**** Working data ****

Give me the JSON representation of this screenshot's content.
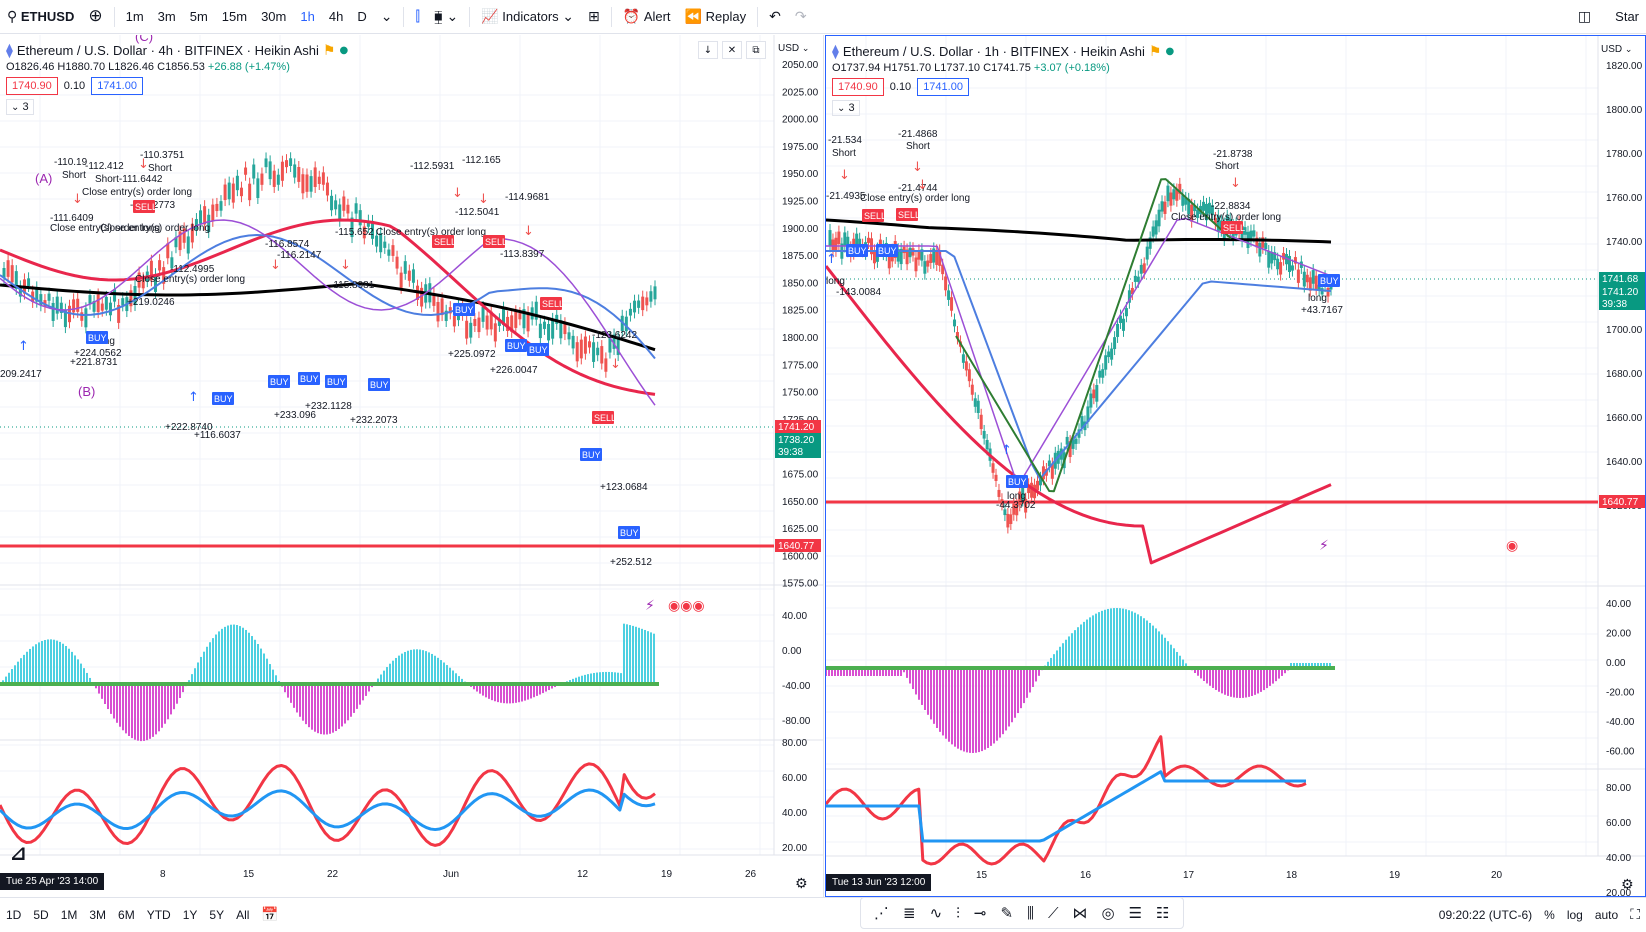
{
  "toolbar": {
    "symbol": "ETHUSD",
    "intervals": [
      "1m",
      "3m",
      "5m",
      "15m",
      "30m",
      "1h",
      "4h",
      "D"
    ],
    "active_interval": "1h",
    "indicators_label": "Indicators",
    "alert_label": "Alert",
    "replay_label": "Replay",
    "right_label": "Star"
  },
  "left_chart": {
    "title": "Ethereum / U.S. Dollar · 4h · BITFINEX · Heikin Ashi",
    "ohlc": {
      "o": "O1826.46",
      "h": "H1880.70",
      "l": "L1826.46",
      "c": "C1856.53",
      "chg": "+26.88 (+1.47%)"
    },
    "sell_price": "1740.90",
    "spread": "0.10",
    "buy_price": "1741.00",
    "collapse": "3",
    "currency": "USD",
    "price_ticks": [
      "2050.00",
      "2025.00",
      "2000.00",
      "1975.00",
      "1950.00",
      "1925.00",
      "1900.00",
      "1875.00",
      "1850.00",
      "1825.00",
      "1800.00",
      "1775.00",
      "1750.00",
      "1725.00",
      "1700.00",
      "1675.00",
      "1650.00",
      "1625.00",
      "1600.00",
      "1575.00"
    ],
    "price_tag_current": "1741.20",
    "price_tag_close": "1738.20",
    "countdown": "39:38",
    "support": "1640.77",
    "macd_ticks": [
      "40.00",
      "0.00",
      "-40.00",
      "-80.00"
    ],
    "rsi_ticks": [
      "80.00",
      "60.00",
      "40.00",
      "20.00"
    ],
    "time_ticks": [
      "8",
      "15",
      "22",
      "Jun",
      "12",
      "19",
      "26"
    ],
    "time_chip": "Tue 25 Apr '23  14:00",
    "marker_a": "(A)",
    "marker_b": "(B)",
    "marker_c": "(C)",
    "annotations": [
      {
        "t": "-110.19",
        "k": "label"
      },
      {
        "t": "Short",
        "k": "label"
      },
      {
        "t": "-112.412",
        "k": "label"
      },
      {
        "t": "-110.3751",
        "k": "label"
      },
      {
        "t": "Short",
        "k": "label"
      },
      {
        "t": "Short-111.6442",
        "k": "label"
      },
      {
        "t": "Close entry(s) order long",
        "k": "label"
      },
      {
        "t": "-109.2773",
        "k": "label"
      },
      {
        "t": "-111.6409",
        "k": "label"
      },
      {
        "t": "Close entry(s) order long",
        "k": "label"
      },
      {
        "t": "Close entry(s) order long",
        "k": "label"
      },
      {
        "t": "-112.4995",
        "k": "label"
      },
      {
        "t": "Close entry(s) order long",
        "k": "label"
      },
      {
        "t": "+219.0246",
        "k": "label"
      },
      {
        "t": "long",
        "k": "label"
      },
      {
        "t": "+224.0562",
        "k": "label"
      },
      {
        "t": "+221.8731",
        "k": "label"
      },
      {
        "t": "209.2417",
        "k": "label"
      },
      {
        "t": "-116.8574",
        "k": "label"
      },
      {
        "t": "-116.2147",
        "k": "label"
      },
      {
        "t": "-115.652",
        "k": "label"
      },
      {
        "t": "Close entry(s) order long",
        "k": "label"
      },
      {
        "t": "-112.5931",
        "k": "label"
      },
      {
        "t": "-112.165",
        "k": "label"
      },
      {
        "t": "-112.5041",
        "k": "label"
      },
      {
        "t": "-114.9681",
        "k": "label"
      },
      {
        "t": "-113.8397",
        "k": "label"
      },
      {
        "t": "-115.8981",
        "k": "label"
      },
      {
        "t": "+225.0972",
        "k": "label"
      },
      {
        "t": "+226.0047",
        "k": "label"
      },
      {
        "t": "-123.6242",
        "k": "label"
      },
      {
        "t": "+222.8740",
        "k": "label"
      },
      {
        "t": "+116.6037",
        "k": "label"
      },
      {
        "t": "+233.096",
        "k": "label"
      },
      {
        "t": "+232.1128",
        "k": "label"
      },
      {
        "t": "+232.2073",
        "k": "label"
      },
      {
        "t": "+123.0684",
        "k": "label"
      },
      {
        "t": "+252.512",
        "k": "label"
      }
    ]
  },
  "right_chart": {
    "title": "Ethereum / U.S. Dollar · 1h · BITFINEX · Heikin Ashi",
    "ohlc": {
      "o": "O1737.94",
      "h": "H1751.70",
      "l": "L1737.10",
      "c": "C1741.75",
      "chg": "+3.07 (+0.18%)"
    },
    "sell_price": "1740.90",
    "spread": "0.10",
    "buy_price": "1741.00",
    "collapse": "3",
    "currency": "USD",
    "price_ticks": [
      "1820.00",
      "1800.00",
      "1780.00",
      "1760.00",
      "1740.00",
      "1720.00",
      "1700.00",
      "1680.00",
      "1660.00",
      "1640.00",
      "1620.00"
    ],
    "price_tag_current": "1741.68",
    "countdown": "39:38",
    "price_tag_close": "1741.20",
    "support": "1640.77",
    "macd_ticks": [
      "40.00",
      "20.00",
      "0.00",
      "-20.00",
      "-40.00",
      "-60.00"
    ],
    "rsi_ticks": [
      "80.00",
      "60.00",
      "40.00",
      "20.00"
    ],
    "time_ticks": [
      "15",
      "16",
      "17",
      "18",
      "19",
      "20"
    ],
    "time_chip": "Tue 13 Jun '23  12:00",
    "annotations": [
      {
        "t": "-21.534"
      },
      {
        "t": "Short"
      },
      {
        "t": "-21.4868"
      },
      {
        "t": "Short"
      },
      {
        "t": "-21.4935"
      },
      {
        "t": "-21.4744"
      },
      {
        "t": "Close entry(s) order long"
      },
      {
        "t": "-21.8738"
      },
      {
        "t": "Short"
      },
      {
        "t": "-22.8834"
      },
      {
        "t": "Close entry(s) order long"
      },
      {
        "t": "long"
      },
      {
        "t": "-143.0084"
      },
      {
        "t": "long"
      },
      {
        "t": "-44.3702"
      },
      {
        "t": "long"
      },
      {
        "t": "+43.7167"
      }
    ]
  },
  "bottombar": {
    "ranges": [
      "1D",
      "5D",
      "1M",
      "3M",
      "6M",
      "YTD",
      "1Y",
      "5Y",
      "All"
    ],
    "clock": "09:20:22 (UTC-6)",
    "pct": "%",
    "log": "log",
    "auto": "auto"
  },
  "colors": {
    "support": "#f23645",
    "ema_black": "#000000",
    "ema_red": "#e8264c",
    "ema_blue": "#4d7ee0",
    "ema_purple": "#9c4fd6",
    "up": "#26a69a",
    "down": "#ef5350",
    "macd_pos": "#4dd0e1",
    "macd_neg": "#d84fd1",
    "rsi_red": "#f23645",
    "rsi_blue": "#2196f3"
  }
}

****

▶ _Task goal_: Restate each entry word for word, please, but drop any images it holds.

▶ _Answer to the problem_:
Give me the JSON representation of this screenshot's content.
{
  "toolbar": {
    "symbol": "ETHUSD",
    "intervals": [
      "1m",
      "3m",
      "5m",
      "15m",
      "30m",
      "1h",
      "4h",
      "D"
    ],
    "active_interval": "1h",
    "indicators_label": "Indicators",
    "alert_label": "Alert",
    "replay_label": "Replay",
    "right_label": "Star"
  },
  "left_chart": {
    "title": "Ethereum / U.S. Dollar · 4h · BITFINEX · Heikin Ashi",
    "ohlc": {
      "o": "O1826.46",
      "h": "H1880.70",
      "l": "L1826.46",
      "c": "C1856.53",
      "chg": "+26.88 (+1.47%)"
    },
    "sell_price": "1740.90",
    "spread": "0.10",
    "buy_price": "1741.00",
    "collapse": "3",
    "currency": "USD",
    "price_ticks": [
      "2050.00",
      "2025.00",
      "2000.00",
      "1975.00",
      "1950.00",
      "1925.00",
      "1900.00",
      "1875.00",
      "1850.00",
      "1825.00",
      "1800.00",
      "1775.00",
      "1750.00",
      "1725.00",
      "1700.00",
      "1675.00",
      "1650.00",
      "1625.00",
      "1600.00",
      "1575.00"
    ],
    "price_tag_current": "1741.20",
    "price_tag_close": "1738.20",
    "countdown": "39:38",
    "support": "1640.77",
    "macd_ticks": [
      "40.00",
      "0.00",
      "-40.00",
      "-80.00"
    ],
    "rsi_ticks": [
      "80.00",
      "60.00",
      "40.00",
      "20.00"
    ],
    "time_ticks": [
      "8",
      "15",
      "22",
      "Jun",
      "12",
      "19",
      "26"
    ],
    "time_chip": "Tue 25 Apr '23  14:00",
    "marker_a": "(A)",
    "marker_b": "(B)",
    "marker_c": "(C)",
    "annotations": [
      {
        "t": "-110.19",
        "k": "label"
      },
      {
        "t": "Short",
        "k": "label"
      },
      {
        "t": "-112.412",
        "k": "label"
      },
      {
        "t": "-110.3751",
        "k": "label"
      },
      {
        "t": "Short",
        "k": "label"
      },
      {
        "t": "Short-111.6442",
        "k": "label"
      },
      {
        "t": "Close entry(s) order long",
        "k": "label"
      },
      {
        "t": "-109.2773",
        "k": "label"
      },
      {
        "t": "-111.6409",
        "k": "label"
      },
      {
        "t": "Close entry(s) order long",
        "k": "label"
      },
      {
        "t": "Close entry(s) order long",
        "k": "label"
      },
      {
        "t": "-112.4995",
        "k": "label"
      },
      {
        "t": "Close entry(s) order long",
        "k": "label"
      },
      {
        "t": "+219.0246",
        "k": "label"
      },
      {
        "t": "long",
        "k": "label"
      },
      {
        "t": "+224.0562",
        "k": "label"
      },
      {
        "t": "+221.8731",
        "k": "label"
      },
      {
        "t": "209.2417",
        "k": "label"
      },
      {
        "t": "-116.8574",
        "k": "label"
      },
      {
        "t": "-116.2147",
        "k": "label"
      },
      {
        "t": "-115.652",
        "k": "label"
      },
      {
        "t": "Close entry(s) order long",
        "k": "label"
      },
      {
        "t": "-112.5931",
        "k": "label"
      },
      {
        "t": "-112.165",
        "k": "label"
      },
      {
        "t": "-112.5041",
        "k": "label"
      },
      {
        "t": "-114.9681",
        "k": "label"
      },
      {
        "t": "-113.8397",
        "k": "label"
      },
      {
        "t": "-115.8981",
        "k": "label"
      },
      {
        "t": "+225.0972",
        "k": "label"
      },
      {
        "t": "+226.0047",
        "k": "label"
      },
      {
        "t": "-123.6242",
        "k": "label"
      },
      {
        "t": "+222.8740",
        "k": "label"
      },
      {
        "t": "+116.6037",
        "k": "label"
      },
      {
        "t": "+233.096",
        "k": "label"
      },
      {
        "t": "+232.1128",
        "k": "label"
      },
      {
        "t": "+232.2073",
        "k": "label"
      },
      {
        "t": "+123.0684",
        "k": "label"
      },
      {
        "t": "+252.512",
        "k": "label"
      }
    ]
  },
  "right_chart": {
    "title": "Ethereum / U.S. Dollar · 1h · BITFINEX · Heikin Ashi",
    "ohlc": {
      "o": "O1737.94",
      "h": "H1751.70",
      "l": "L1737.10",
      "c": "C1741.75",
      "chg": "+3.07 (+0.18%)"
    },
    "sell_price": "1740.90",
    "spread": "0.10",
    "buy_price": "1741.00",
    "collapse": "3",
    "currency": "USD",
    "price_ticks": [
      "1820.00",
      "1800.00",
      "1780.00",
      "1760.00",
      "1740.00",
      "1720.00",
      "1700.00",
      "1680.00",
      "1660.00",
      "1640.00",
      "1620.00"
    ],
    "price_tag_current": "1741.68",
    "countdown": "39:38",
    "price_tag_close": "1741.20",
    "support": "1640.77",
    "macd_ticks": [
      "40.00",
      "20.00",
      "0.00",
      "-20.00",
      "-40.00",
      "-60.00"
    ],
    "rsi_ticks": [
      "80.00",
      "60.00",
      "40.00",
      "20.00"
    ],
    "time_ticks": [
      "15",
      "16",
      "17",
      "18",
      "19",
      "20"
    ],
    "time_chip": "Tue 13 Jun '23  12:00",
    "annotations": [
      {
        "t": "-21.534"
      },
      {
        "t": "Short"
      },
      {
        "t": "-21.4868"
      },
      {
        "t": "Short"
      },
      {
        "t": "-21.4935"
      },
      {
        "t": "-21.4744"
      },
      {
        "t": "Close entry(s) order long"
      },
      {
        "t": "-21.8738"
      },
      {
        "t": "Short"
      },
      {
        "t": "-22.8834"
      },
      {
        "t": "Close entry(s) order long"
      },
      {
        "t": "long"
      },
      {
        "t": "-143.0084"
      },
      {
        "t": "long"
      },
      {
        "t": "-44.3702"
      },
      {
        "t": "long"
      },
      {
        "t": "+43.7167"
      }
    ]
  },
  "bottombar": {
    "ranges": [
      "1D",
      "5D",
      "1M",
      "3M",
      "6M",
      "YTD",
      "1Y",
      "5Y",
      "All"
    ],
    "clock": "09:20:22 (UTC-6)",
    "pct": "%",
    "log": "log",
    "auto": "auto"
  },
  "colors": {
    "support": "#f23645",
    "ema_black": "#000000",
    "ema_red": "#e8264c",
    "ema_blue": "#4d7ee0",
    "ema_purple": "#9c4fd6",
    "up": "#26a69a",
    "down": "#ef5350",
    "macd_pos": "#4dd0e1",
    "macd_neg": "#d84fd1",
    "rsi_red": "#f23645",
    "rsi_blue": "#2196f3"
  }
}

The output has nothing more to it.